== Information given ==
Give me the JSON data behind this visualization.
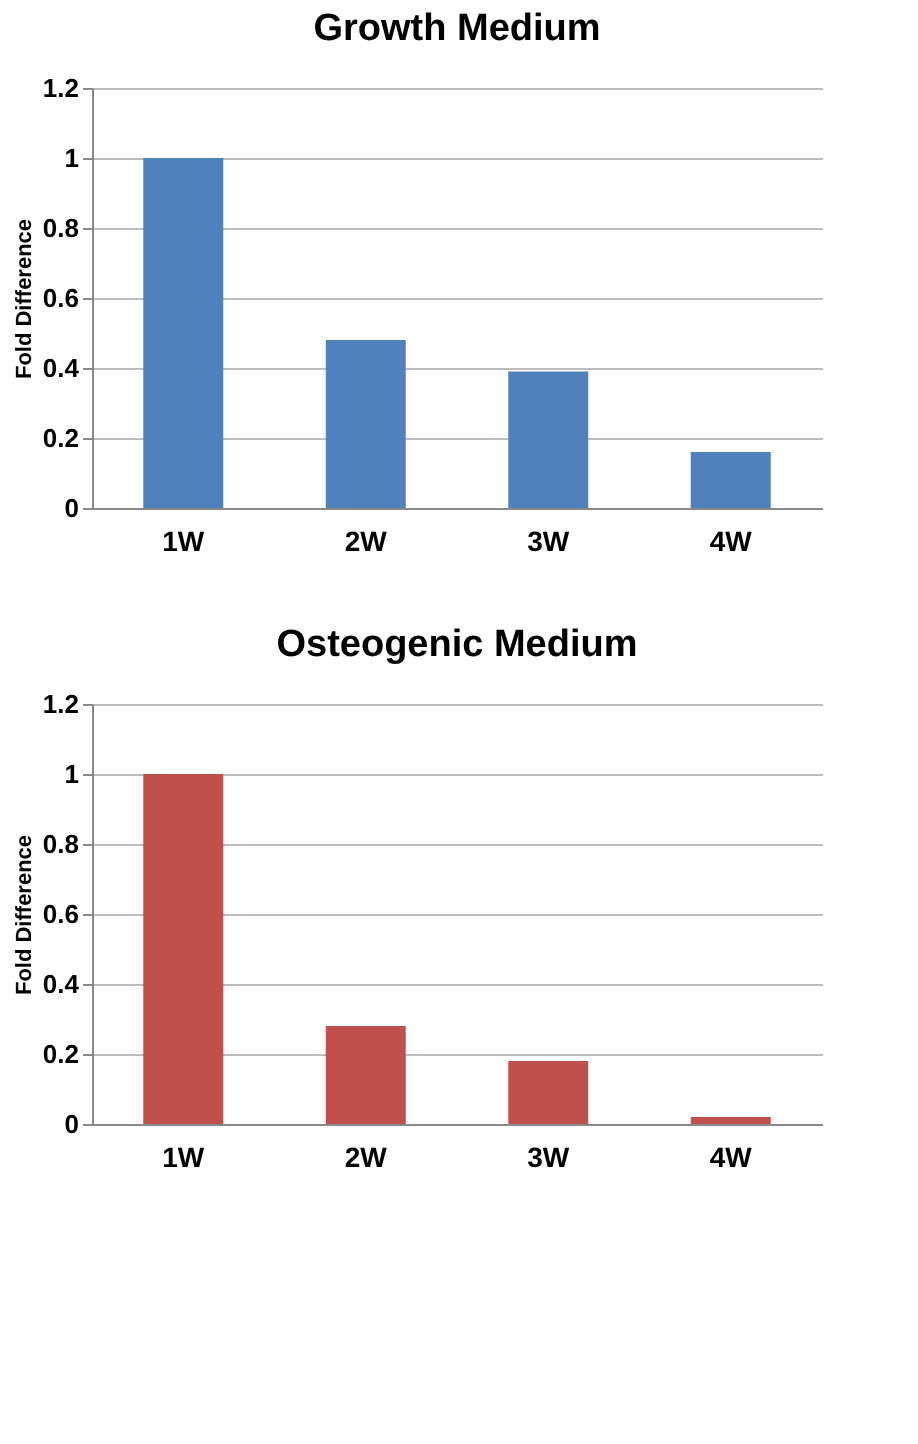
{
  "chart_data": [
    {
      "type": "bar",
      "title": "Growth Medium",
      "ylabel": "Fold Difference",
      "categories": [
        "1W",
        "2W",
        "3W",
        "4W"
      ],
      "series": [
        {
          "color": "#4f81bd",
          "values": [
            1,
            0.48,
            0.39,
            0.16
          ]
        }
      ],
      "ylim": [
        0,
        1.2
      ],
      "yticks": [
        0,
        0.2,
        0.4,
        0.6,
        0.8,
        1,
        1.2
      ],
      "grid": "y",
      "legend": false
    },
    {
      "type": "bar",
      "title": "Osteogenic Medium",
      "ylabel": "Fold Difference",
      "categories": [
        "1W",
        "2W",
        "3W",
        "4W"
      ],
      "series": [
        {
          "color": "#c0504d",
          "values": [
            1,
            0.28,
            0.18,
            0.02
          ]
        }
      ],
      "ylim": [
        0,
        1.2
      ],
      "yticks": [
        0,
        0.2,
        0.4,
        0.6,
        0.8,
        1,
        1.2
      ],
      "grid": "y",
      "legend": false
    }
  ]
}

== Problem requirements ==
Quote each line of the listing exactly, but leave the pictures out.

== Solved problem ==
Give me the JSON data behind this visualization.
{
  "chart_data": [
    {
      "type": "bar",
      "title": "Growth Medium",
      "ylabel": "Fold Difference",
      "categories": [
        "1W",
        "2W",
        "3W",
        "4W"
      ],
      "series": [
        {
          "color": "#4f81bd",
          "values": [
            1,
            0.48,
            0.39,
            0.16
          ]
        }
      ],
      "ylim": [
        0,
        1.2
      ],
      "yticks": [
        0,
        0.2,
        0.4,
        0.6,
        0.8,
        1,
        1.2
      ],
      "grid": "y",
      "legend": false
    },
    {
      "type": "bar",
      "title": "Osteogenic Medium",
      "ylabel": "Fold Difference",
      "categories": [
        "1W",
        "2W",
        "3W",
        "4W"
      ],
      "series": [
        {
          "color": "#c0504d",
          "values": [
            1,
            0.28,
            0.18,
            0.02
          ]
        }
      ],
      "ylim": [
        0,
        1.2
      ],
      "yticks": [
        0,
        0.2,
        0.4,
        0.6,
        0.8,
        1,
        1.2
      ],
      "grid": "y",
      "legend": false
    }
  ]
}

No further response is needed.